╭─ Data supplied

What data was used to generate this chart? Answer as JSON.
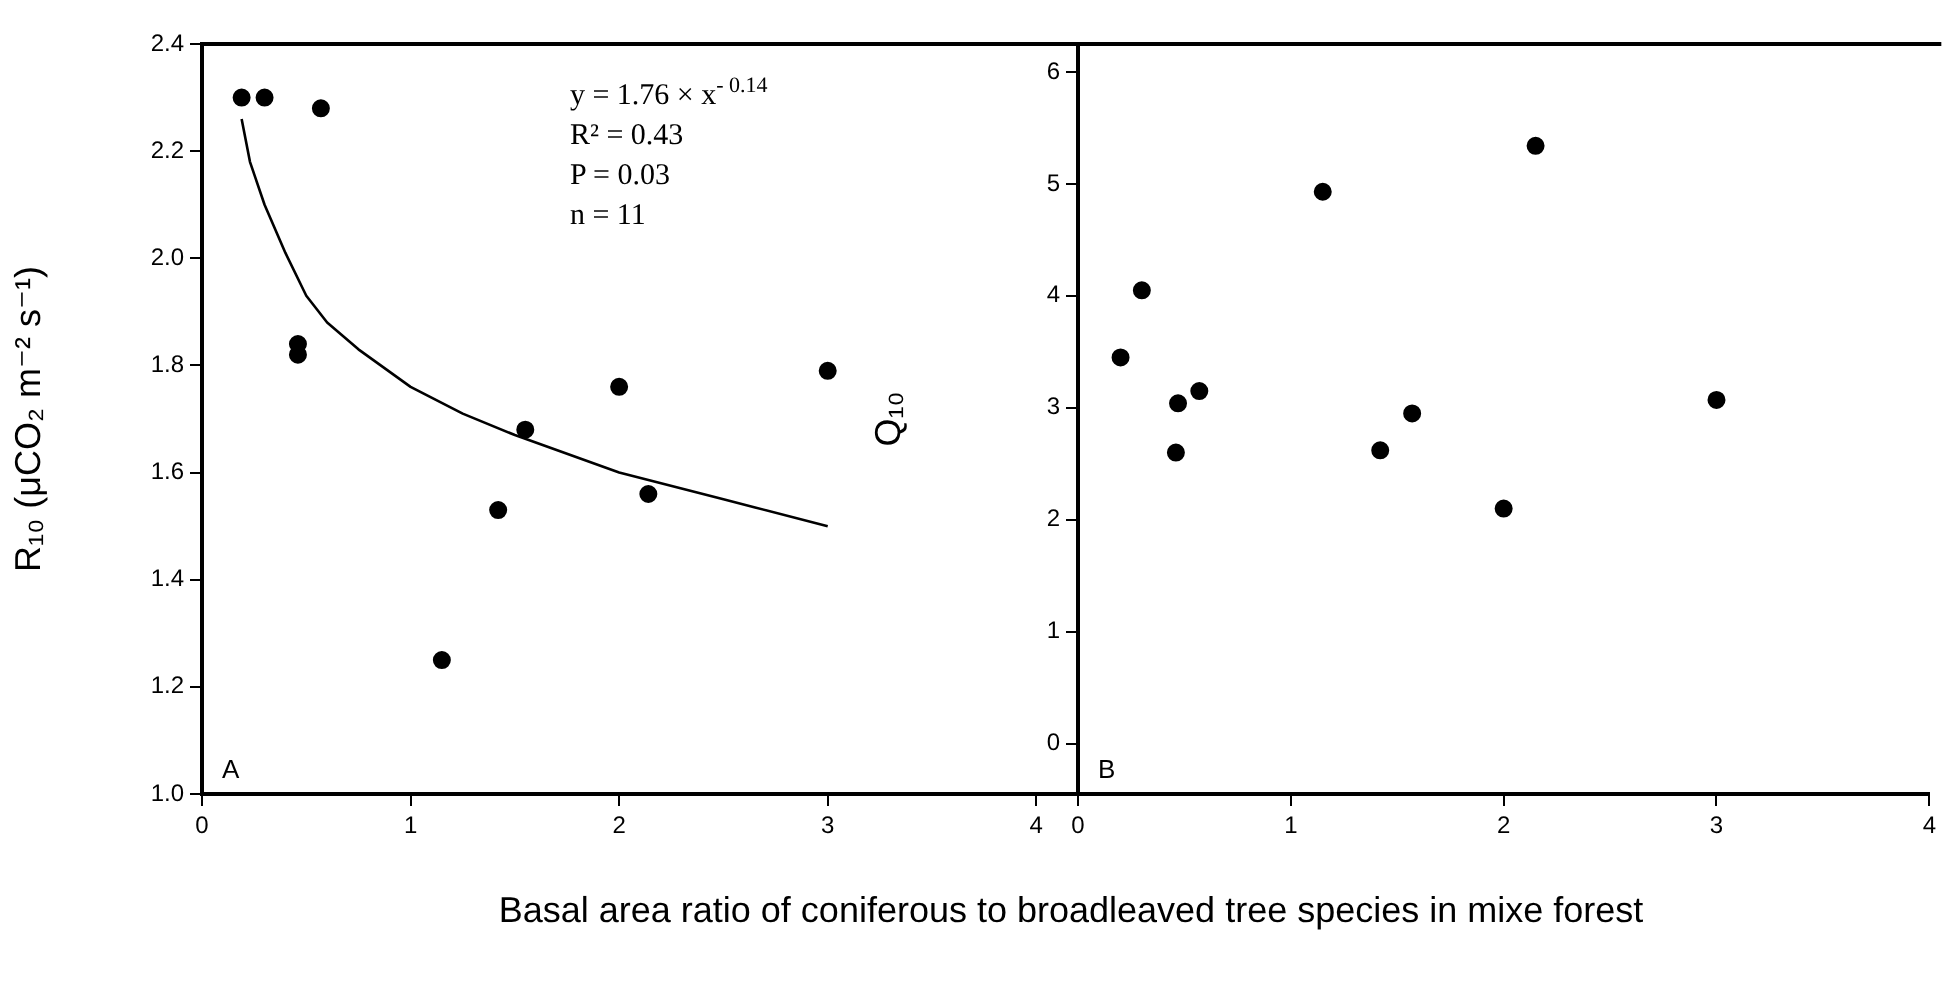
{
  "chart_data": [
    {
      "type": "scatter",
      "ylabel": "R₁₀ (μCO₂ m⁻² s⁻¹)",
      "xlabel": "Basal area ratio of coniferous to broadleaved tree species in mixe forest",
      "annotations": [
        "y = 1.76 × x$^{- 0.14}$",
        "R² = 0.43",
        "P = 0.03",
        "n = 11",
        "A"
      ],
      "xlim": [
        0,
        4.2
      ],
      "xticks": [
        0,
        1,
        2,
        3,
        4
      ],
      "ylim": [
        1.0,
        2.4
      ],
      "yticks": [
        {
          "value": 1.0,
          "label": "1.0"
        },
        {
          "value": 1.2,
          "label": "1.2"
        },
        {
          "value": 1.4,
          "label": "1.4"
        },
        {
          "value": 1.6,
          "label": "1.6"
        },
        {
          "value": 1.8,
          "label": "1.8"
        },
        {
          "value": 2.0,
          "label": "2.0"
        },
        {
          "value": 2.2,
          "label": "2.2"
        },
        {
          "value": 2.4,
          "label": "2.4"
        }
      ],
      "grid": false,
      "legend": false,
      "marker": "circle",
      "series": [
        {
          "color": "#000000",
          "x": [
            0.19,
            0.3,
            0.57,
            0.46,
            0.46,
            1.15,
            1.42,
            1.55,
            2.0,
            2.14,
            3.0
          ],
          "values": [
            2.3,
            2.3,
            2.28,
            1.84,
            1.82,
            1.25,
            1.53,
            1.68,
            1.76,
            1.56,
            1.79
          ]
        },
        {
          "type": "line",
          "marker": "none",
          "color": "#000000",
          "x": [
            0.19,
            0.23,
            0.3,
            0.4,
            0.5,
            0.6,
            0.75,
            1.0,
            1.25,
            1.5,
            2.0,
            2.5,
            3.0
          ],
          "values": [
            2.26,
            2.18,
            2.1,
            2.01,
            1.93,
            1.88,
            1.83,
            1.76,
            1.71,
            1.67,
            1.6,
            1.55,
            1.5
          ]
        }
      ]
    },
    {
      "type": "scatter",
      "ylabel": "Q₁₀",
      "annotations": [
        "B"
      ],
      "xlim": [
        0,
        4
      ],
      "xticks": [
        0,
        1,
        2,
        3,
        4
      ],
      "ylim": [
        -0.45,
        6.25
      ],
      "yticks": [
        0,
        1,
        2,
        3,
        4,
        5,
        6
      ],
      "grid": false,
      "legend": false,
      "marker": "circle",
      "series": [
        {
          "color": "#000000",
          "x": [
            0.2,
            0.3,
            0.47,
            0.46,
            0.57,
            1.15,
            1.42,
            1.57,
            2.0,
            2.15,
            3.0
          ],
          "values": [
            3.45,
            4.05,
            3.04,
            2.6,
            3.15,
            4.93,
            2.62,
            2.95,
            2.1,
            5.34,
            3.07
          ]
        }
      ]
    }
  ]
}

╰─
╭─ Data supplied

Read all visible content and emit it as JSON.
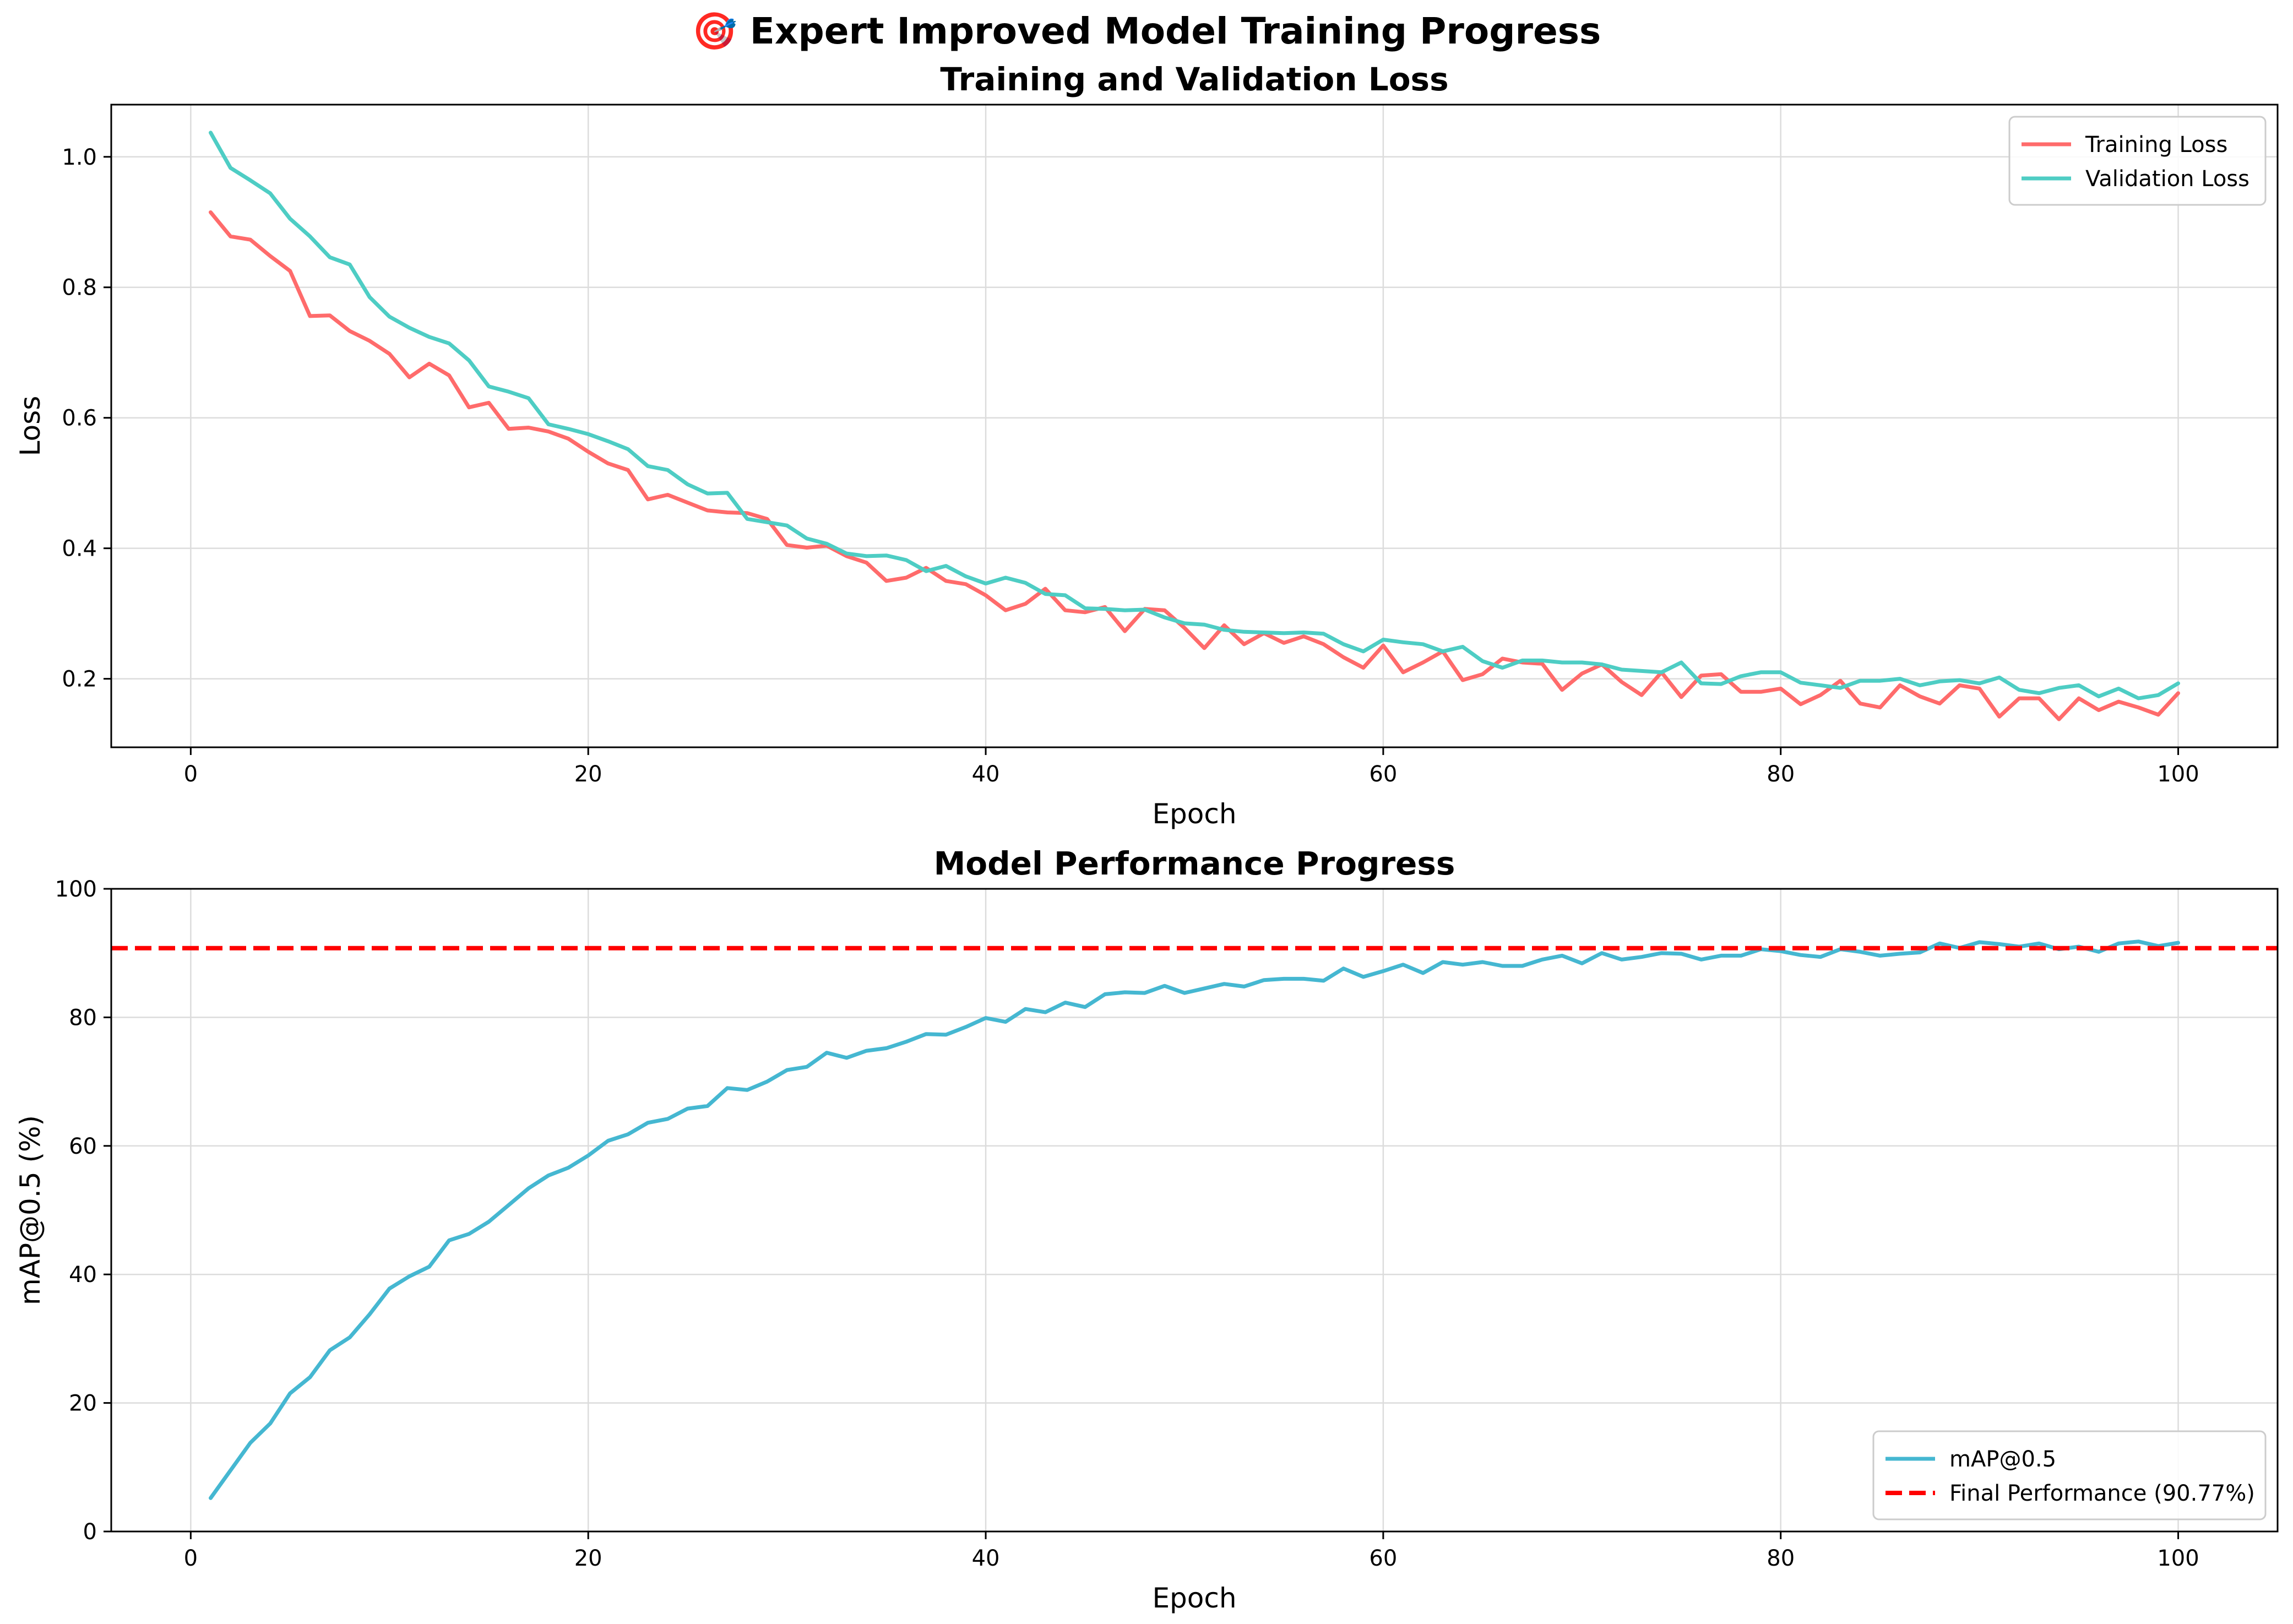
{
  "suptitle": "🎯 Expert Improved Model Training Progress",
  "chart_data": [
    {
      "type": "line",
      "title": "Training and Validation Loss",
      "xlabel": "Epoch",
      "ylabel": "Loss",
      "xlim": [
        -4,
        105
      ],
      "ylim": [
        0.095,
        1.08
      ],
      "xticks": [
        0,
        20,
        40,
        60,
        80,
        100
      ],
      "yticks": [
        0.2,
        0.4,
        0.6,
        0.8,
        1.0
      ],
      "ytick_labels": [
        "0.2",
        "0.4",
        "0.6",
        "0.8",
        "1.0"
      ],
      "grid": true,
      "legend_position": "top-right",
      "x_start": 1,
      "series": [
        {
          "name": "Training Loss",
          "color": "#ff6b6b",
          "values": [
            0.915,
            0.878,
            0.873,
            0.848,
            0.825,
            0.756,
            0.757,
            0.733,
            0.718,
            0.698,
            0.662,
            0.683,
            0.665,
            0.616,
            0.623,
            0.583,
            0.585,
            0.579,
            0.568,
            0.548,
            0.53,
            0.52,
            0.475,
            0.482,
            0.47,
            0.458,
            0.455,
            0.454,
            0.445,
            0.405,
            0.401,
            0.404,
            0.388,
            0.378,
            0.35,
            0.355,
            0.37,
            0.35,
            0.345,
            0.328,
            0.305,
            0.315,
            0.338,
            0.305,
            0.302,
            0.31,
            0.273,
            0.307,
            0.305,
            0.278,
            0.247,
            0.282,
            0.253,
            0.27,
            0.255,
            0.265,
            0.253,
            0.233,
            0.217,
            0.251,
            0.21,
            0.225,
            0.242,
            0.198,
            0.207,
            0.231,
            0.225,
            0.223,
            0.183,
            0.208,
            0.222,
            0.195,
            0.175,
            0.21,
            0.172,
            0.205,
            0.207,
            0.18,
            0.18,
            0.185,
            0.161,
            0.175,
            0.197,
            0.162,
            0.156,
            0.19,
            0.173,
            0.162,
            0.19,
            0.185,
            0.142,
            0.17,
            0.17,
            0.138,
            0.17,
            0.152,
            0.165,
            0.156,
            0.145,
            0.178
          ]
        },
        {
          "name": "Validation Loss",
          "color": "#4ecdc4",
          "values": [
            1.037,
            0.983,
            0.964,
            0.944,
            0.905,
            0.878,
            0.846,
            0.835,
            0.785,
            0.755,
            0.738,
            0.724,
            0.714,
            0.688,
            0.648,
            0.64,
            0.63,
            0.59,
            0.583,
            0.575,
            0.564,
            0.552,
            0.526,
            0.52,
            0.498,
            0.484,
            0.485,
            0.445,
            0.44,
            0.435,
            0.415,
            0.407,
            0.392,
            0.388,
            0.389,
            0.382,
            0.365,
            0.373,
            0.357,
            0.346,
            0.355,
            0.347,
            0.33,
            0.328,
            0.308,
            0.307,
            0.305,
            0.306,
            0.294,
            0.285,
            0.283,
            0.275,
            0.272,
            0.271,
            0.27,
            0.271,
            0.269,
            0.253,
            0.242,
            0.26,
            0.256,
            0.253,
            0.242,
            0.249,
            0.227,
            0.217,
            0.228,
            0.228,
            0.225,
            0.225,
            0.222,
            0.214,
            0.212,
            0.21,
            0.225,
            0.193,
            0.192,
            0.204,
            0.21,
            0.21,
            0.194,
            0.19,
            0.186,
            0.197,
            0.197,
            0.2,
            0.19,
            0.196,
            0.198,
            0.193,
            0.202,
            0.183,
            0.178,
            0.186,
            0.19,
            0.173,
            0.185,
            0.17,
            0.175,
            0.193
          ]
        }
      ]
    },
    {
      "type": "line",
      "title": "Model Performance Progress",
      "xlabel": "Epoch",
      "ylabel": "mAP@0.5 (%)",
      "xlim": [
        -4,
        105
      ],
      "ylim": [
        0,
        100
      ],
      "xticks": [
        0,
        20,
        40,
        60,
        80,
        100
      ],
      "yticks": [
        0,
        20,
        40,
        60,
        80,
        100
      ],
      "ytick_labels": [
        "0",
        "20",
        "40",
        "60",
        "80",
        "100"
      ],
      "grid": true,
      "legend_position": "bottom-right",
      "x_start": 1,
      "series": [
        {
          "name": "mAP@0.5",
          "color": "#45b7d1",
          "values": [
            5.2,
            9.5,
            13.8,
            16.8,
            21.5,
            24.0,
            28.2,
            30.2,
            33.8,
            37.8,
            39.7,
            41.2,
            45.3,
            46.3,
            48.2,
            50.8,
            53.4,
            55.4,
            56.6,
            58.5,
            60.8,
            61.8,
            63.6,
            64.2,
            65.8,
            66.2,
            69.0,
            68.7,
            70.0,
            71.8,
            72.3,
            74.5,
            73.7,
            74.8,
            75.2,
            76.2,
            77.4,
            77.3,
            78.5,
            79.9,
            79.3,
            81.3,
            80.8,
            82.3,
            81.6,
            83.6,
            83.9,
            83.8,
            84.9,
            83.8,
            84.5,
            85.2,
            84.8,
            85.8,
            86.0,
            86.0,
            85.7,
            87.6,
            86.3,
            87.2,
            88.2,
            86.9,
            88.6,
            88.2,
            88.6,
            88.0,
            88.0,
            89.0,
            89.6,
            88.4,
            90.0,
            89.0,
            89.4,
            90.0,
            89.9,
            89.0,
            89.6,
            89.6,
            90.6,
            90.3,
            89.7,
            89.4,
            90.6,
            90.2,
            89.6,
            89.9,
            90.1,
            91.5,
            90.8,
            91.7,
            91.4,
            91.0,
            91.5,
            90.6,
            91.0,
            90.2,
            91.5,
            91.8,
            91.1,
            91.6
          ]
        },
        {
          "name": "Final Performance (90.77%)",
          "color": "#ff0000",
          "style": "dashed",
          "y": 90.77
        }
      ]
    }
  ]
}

╰─

_What is asked_
State how many lines of the entries above include the word "Validation", offering no text other than the number.

_Expected answer_
2